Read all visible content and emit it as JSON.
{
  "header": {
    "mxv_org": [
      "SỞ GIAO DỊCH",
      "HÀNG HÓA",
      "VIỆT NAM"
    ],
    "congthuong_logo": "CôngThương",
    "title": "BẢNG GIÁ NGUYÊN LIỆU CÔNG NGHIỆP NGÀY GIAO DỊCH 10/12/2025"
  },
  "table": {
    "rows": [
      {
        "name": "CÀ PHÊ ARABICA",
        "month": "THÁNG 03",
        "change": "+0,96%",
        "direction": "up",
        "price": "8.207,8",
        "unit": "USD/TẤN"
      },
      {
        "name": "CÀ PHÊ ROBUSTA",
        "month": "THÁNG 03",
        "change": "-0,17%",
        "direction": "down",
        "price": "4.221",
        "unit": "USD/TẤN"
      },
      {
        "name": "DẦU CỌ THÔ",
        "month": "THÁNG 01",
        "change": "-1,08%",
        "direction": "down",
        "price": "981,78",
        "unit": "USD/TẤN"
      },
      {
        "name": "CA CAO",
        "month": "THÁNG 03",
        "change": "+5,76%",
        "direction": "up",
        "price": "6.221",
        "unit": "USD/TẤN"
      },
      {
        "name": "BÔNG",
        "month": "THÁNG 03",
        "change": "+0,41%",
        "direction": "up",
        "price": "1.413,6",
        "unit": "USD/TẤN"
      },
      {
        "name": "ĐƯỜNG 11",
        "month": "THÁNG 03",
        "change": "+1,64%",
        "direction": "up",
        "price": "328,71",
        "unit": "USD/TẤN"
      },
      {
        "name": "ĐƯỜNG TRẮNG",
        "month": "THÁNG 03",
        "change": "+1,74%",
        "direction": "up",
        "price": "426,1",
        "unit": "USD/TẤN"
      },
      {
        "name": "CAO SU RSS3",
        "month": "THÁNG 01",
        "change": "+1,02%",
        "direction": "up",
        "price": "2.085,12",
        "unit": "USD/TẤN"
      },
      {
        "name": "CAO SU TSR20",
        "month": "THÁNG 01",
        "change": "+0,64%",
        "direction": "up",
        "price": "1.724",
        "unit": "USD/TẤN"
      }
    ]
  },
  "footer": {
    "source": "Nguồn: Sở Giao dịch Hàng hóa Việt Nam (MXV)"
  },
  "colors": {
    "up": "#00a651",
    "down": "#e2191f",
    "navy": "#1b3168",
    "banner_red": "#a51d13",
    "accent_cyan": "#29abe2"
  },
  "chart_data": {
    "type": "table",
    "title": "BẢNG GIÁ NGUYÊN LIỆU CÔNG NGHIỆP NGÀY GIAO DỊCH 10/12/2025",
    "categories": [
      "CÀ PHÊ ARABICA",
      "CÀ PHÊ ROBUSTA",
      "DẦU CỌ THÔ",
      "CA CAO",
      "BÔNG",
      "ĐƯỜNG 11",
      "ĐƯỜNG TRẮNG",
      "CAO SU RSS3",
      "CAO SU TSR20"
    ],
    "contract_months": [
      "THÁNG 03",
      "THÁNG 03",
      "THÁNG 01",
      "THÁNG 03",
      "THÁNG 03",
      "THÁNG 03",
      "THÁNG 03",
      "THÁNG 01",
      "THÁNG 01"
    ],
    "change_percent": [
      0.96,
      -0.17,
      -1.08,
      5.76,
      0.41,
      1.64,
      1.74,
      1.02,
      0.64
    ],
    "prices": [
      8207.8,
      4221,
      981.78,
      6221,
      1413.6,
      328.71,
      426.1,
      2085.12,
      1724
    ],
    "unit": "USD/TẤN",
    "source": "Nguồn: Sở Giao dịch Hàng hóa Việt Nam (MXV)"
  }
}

...

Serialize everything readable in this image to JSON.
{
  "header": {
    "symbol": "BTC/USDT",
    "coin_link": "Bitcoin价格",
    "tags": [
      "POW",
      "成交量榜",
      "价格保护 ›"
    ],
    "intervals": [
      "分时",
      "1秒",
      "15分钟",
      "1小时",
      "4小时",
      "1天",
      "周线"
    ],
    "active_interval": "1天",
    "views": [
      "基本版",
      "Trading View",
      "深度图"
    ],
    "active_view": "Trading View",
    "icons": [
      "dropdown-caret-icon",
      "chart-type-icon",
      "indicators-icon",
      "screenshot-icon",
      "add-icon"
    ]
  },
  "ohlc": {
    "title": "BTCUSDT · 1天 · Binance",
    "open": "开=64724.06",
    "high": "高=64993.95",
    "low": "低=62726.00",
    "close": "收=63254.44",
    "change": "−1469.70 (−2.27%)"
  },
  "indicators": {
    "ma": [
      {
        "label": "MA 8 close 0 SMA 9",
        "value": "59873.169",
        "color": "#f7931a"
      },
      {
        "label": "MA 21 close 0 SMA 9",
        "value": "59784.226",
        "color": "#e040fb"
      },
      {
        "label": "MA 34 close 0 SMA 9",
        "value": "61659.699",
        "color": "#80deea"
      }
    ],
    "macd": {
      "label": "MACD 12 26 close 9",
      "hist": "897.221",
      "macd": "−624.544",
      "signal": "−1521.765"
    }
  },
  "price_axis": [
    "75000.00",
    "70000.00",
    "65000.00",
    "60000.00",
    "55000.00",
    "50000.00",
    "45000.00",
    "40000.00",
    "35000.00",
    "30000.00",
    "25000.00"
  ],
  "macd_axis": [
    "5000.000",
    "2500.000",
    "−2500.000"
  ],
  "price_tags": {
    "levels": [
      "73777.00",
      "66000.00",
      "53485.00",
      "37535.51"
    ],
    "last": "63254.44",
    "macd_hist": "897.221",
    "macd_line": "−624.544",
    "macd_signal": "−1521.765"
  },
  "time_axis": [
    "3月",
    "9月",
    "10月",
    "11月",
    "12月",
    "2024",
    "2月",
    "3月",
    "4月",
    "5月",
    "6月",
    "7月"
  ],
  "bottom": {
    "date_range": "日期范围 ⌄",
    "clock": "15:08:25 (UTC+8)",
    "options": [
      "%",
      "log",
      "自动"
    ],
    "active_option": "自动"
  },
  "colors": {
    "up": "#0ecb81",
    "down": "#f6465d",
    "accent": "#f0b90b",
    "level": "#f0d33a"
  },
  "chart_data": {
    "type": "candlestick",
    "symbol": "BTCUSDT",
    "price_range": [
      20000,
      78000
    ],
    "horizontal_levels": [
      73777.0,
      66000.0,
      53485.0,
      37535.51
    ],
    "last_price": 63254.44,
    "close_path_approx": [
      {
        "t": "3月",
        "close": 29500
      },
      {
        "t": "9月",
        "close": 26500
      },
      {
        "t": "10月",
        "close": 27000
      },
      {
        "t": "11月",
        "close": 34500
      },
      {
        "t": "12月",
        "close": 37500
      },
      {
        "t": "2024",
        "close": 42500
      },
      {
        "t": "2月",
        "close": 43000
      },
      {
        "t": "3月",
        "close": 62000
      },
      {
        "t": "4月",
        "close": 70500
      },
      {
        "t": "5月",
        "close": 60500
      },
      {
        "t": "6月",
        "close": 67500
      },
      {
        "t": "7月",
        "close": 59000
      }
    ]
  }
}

Direction:
Among the lines of the data, identify those with the word "title". Copy each of them.

Correct response:
    "title": "BẢNG GIÁ NGUYÊN LIỆU CÔNG NGHIỆP NGÀY GIAO DỊCH 10/12/2025"
    "title": "BẢNG GIÁ NGUYÊN LIỆU CÔNG NGHIỆP NGÀY GIAO DỊCH 10/12/2025",
    "title": "BTCUSDT · 1天 · Binance",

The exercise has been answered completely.